>>
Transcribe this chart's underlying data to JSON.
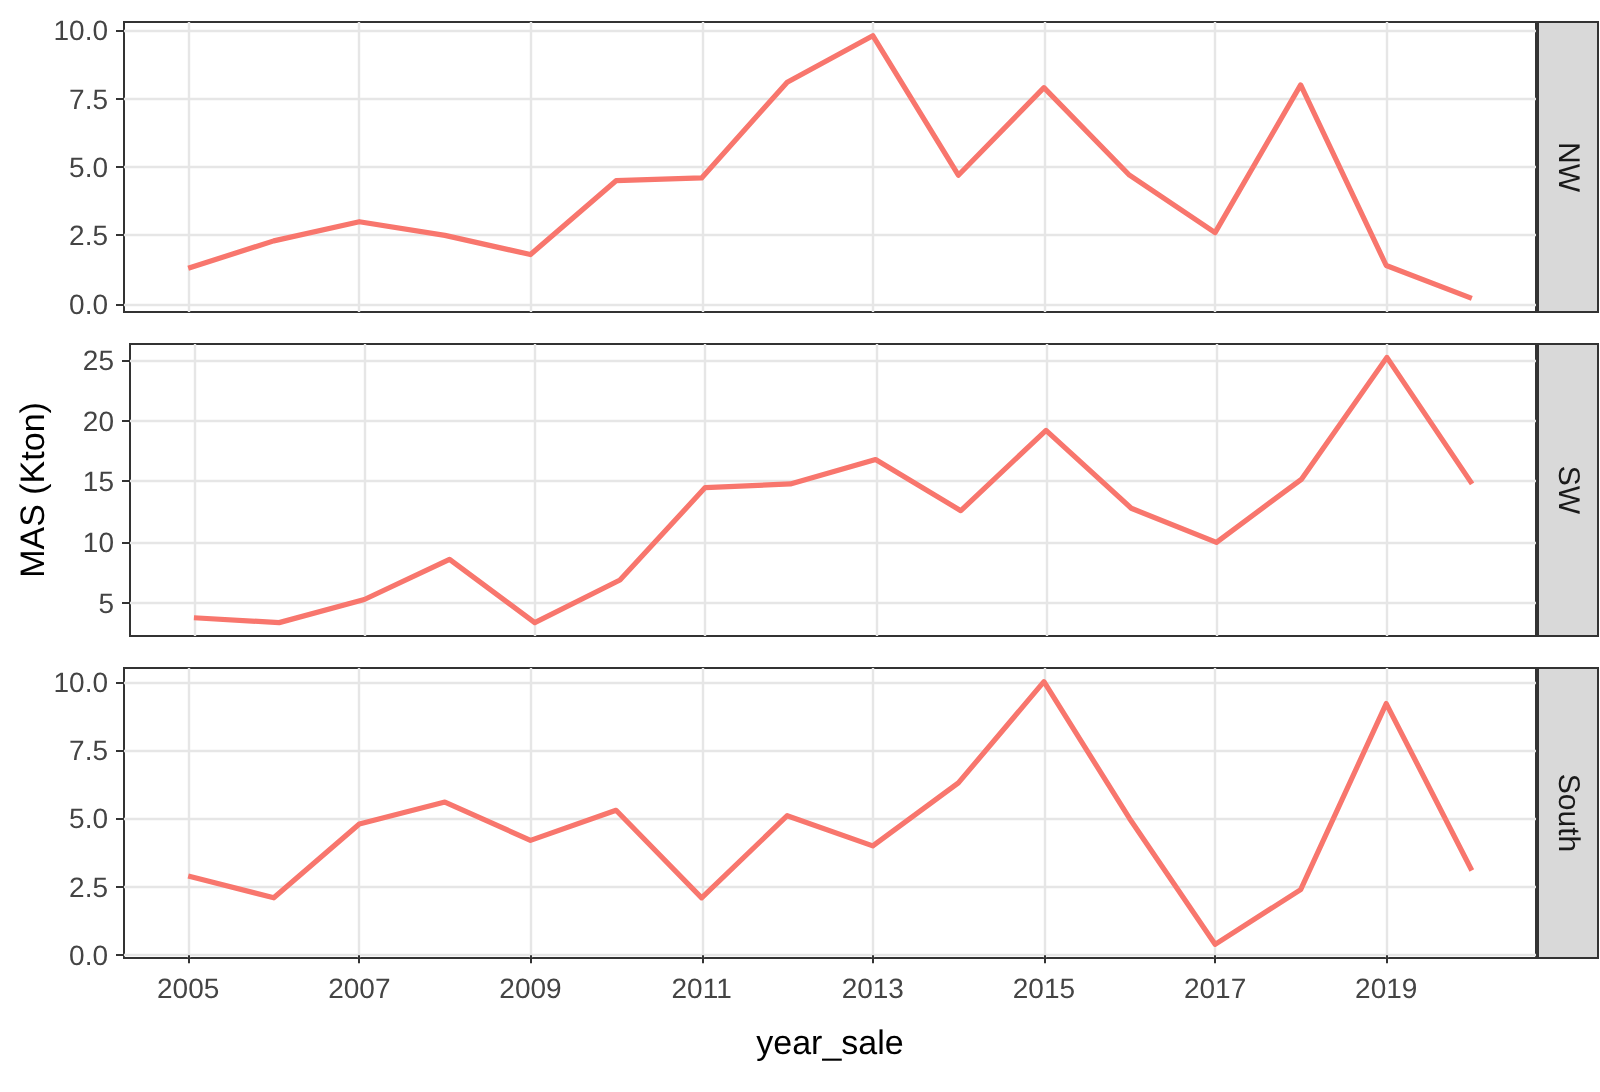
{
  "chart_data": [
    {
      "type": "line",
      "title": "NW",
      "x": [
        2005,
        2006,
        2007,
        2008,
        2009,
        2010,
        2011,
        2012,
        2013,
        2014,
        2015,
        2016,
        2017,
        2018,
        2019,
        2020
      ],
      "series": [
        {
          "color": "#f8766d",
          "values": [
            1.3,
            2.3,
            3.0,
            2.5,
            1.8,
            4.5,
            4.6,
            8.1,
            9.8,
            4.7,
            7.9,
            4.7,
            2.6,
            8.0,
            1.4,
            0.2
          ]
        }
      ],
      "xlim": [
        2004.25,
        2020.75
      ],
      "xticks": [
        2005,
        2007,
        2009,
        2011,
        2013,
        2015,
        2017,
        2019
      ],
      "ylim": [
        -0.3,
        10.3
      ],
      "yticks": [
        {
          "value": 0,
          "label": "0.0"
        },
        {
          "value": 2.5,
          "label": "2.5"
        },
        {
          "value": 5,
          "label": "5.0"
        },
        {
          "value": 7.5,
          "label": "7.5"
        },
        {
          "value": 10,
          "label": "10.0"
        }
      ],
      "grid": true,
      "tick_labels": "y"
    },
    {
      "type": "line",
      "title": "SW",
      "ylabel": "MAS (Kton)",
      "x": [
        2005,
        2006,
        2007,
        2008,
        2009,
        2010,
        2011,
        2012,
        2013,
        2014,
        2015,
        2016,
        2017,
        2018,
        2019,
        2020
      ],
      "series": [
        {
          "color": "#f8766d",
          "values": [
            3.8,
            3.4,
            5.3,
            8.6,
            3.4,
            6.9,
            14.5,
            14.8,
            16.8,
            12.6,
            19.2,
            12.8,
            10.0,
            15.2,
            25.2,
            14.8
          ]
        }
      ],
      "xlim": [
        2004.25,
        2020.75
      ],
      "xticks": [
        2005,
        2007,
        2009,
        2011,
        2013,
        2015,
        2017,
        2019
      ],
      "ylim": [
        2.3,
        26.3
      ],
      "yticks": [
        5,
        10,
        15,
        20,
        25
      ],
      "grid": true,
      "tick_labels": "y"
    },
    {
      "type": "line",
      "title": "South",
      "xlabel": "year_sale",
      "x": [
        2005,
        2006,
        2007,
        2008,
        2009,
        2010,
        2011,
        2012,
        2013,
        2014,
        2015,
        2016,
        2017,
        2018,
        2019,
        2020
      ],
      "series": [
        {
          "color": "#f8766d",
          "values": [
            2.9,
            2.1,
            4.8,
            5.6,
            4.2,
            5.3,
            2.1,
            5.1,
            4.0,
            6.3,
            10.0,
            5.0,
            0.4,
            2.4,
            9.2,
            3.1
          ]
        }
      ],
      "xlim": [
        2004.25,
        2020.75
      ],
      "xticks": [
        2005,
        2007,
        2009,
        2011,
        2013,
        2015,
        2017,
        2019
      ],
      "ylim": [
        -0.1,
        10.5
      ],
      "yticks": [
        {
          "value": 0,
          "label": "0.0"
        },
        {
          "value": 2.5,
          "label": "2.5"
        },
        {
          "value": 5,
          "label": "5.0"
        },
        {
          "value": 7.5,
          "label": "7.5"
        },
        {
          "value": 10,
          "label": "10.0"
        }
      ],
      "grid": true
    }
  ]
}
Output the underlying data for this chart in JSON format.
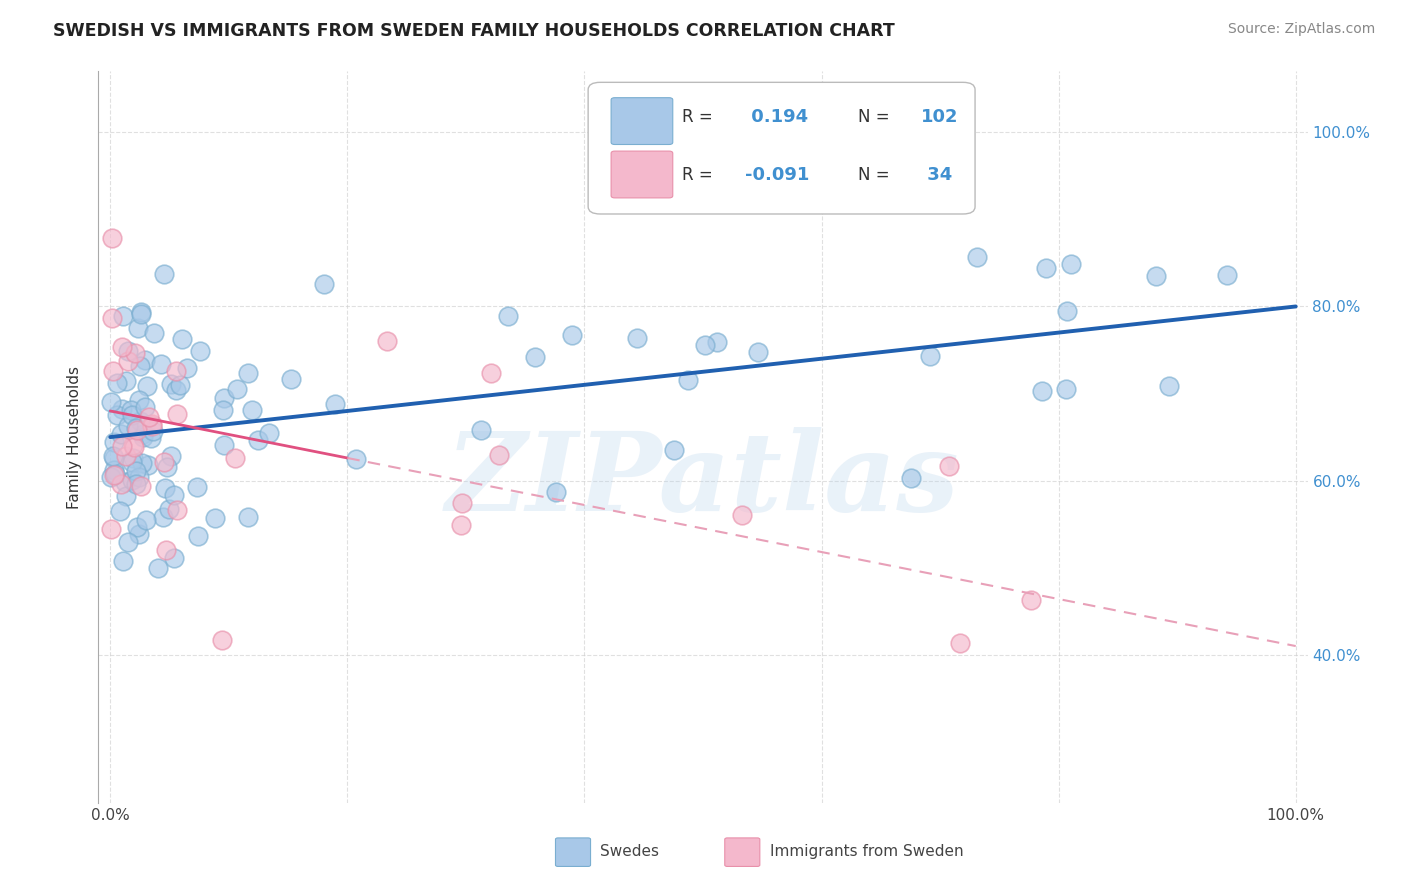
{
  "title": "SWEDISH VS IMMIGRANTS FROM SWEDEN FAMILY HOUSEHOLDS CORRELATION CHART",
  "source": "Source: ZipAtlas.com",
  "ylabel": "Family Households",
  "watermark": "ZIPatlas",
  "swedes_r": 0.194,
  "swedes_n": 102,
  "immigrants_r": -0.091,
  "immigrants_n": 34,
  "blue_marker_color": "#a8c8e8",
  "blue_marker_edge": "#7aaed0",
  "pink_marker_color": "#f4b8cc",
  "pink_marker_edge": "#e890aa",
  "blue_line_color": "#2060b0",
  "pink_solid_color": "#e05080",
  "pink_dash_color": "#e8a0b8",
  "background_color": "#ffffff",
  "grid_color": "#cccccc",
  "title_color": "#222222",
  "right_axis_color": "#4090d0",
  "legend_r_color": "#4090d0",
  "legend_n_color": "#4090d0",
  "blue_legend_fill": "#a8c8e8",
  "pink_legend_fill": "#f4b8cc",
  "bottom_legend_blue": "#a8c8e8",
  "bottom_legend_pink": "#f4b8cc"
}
<<
>>
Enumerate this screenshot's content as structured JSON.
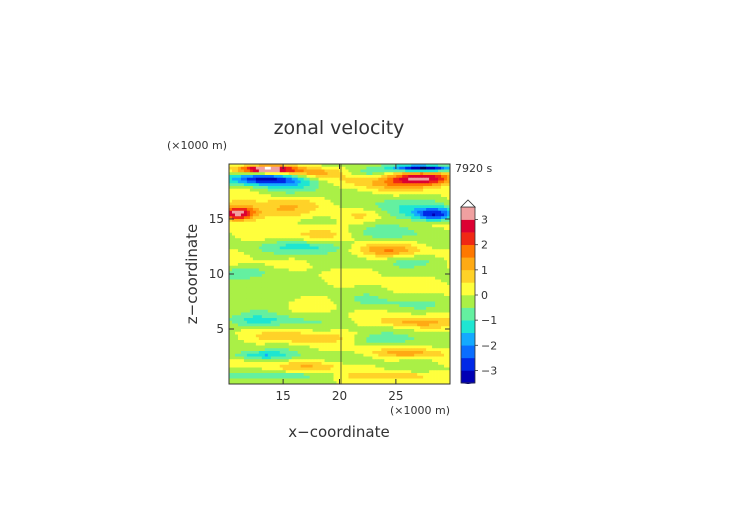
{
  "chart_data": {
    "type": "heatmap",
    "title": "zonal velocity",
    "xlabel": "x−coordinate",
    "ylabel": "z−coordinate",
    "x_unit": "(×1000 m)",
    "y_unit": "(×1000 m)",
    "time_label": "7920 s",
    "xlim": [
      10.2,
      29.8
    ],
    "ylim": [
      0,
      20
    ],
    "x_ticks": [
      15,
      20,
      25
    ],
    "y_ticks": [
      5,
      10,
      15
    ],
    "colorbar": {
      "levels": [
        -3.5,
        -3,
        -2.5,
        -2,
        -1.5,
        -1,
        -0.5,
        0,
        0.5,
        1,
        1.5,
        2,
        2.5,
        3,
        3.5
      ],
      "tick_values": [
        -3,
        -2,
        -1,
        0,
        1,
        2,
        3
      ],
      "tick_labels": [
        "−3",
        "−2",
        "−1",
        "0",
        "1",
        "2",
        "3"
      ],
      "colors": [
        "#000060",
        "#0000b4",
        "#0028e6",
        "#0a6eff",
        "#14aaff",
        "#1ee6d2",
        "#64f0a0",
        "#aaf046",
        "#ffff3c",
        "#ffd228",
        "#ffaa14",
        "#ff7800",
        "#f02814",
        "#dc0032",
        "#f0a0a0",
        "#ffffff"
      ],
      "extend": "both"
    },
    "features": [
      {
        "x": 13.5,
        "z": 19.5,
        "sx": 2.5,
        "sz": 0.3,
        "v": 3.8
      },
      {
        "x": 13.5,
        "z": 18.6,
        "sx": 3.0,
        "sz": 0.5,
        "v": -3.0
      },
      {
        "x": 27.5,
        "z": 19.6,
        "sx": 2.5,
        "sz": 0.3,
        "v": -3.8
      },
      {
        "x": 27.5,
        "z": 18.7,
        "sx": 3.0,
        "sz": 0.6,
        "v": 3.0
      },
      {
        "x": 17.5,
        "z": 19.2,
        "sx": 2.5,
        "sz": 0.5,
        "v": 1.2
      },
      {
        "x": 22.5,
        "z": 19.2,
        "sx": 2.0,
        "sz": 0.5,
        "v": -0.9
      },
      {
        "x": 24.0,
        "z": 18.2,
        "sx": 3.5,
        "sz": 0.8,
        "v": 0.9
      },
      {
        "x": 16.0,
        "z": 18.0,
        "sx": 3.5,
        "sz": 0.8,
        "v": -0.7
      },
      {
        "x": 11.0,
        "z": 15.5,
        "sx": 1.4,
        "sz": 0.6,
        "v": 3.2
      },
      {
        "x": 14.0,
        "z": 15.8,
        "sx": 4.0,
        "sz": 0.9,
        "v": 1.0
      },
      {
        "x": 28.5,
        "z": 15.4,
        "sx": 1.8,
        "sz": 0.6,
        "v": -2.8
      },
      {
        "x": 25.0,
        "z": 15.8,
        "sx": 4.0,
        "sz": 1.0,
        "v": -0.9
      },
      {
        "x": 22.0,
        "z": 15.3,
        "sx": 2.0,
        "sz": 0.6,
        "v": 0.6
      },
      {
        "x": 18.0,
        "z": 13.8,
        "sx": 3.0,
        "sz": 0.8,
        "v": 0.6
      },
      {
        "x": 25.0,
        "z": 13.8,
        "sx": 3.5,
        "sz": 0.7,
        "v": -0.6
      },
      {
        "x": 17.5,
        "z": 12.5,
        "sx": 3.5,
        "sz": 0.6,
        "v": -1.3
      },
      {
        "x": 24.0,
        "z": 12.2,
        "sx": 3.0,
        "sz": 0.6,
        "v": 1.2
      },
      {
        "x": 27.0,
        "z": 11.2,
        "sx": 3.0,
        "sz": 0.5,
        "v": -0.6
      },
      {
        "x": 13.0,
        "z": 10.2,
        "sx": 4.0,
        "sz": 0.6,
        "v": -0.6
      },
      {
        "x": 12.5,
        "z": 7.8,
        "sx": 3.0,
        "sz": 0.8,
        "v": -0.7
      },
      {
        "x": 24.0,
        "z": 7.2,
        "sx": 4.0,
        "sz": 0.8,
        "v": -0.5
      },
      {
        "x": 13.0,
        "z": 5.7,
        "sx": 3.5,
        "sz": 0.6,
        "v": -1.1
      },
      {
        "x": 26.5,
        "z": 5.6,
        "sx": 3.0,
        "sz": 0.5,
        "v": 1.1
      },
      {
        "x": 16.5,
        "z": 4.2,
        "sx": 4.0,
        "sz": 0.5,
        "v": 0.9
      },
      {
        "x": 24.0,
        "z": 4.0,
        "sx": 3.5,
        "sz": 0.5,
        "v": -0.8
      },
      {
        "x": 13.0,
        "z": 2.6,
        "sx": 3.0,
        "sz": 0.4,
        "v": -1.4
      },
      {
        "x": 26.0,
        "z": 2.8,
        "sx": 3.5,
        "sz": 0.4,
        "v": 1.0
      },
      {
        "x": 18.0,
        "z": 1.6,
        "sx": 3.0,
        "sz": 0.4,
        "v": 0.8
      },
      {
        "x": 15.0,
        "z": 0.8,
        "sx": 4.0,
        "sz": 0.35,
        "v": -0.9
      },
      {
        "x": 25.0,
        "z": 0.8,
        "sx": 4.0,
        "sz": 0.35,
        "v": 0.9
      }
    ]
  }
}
<<
Exercise task:
Working from the entries above, return all lines that contain "xlabel".

Exercise solution:
      "xlabel": "year_sale",
    "xlabel": "x−coordinate",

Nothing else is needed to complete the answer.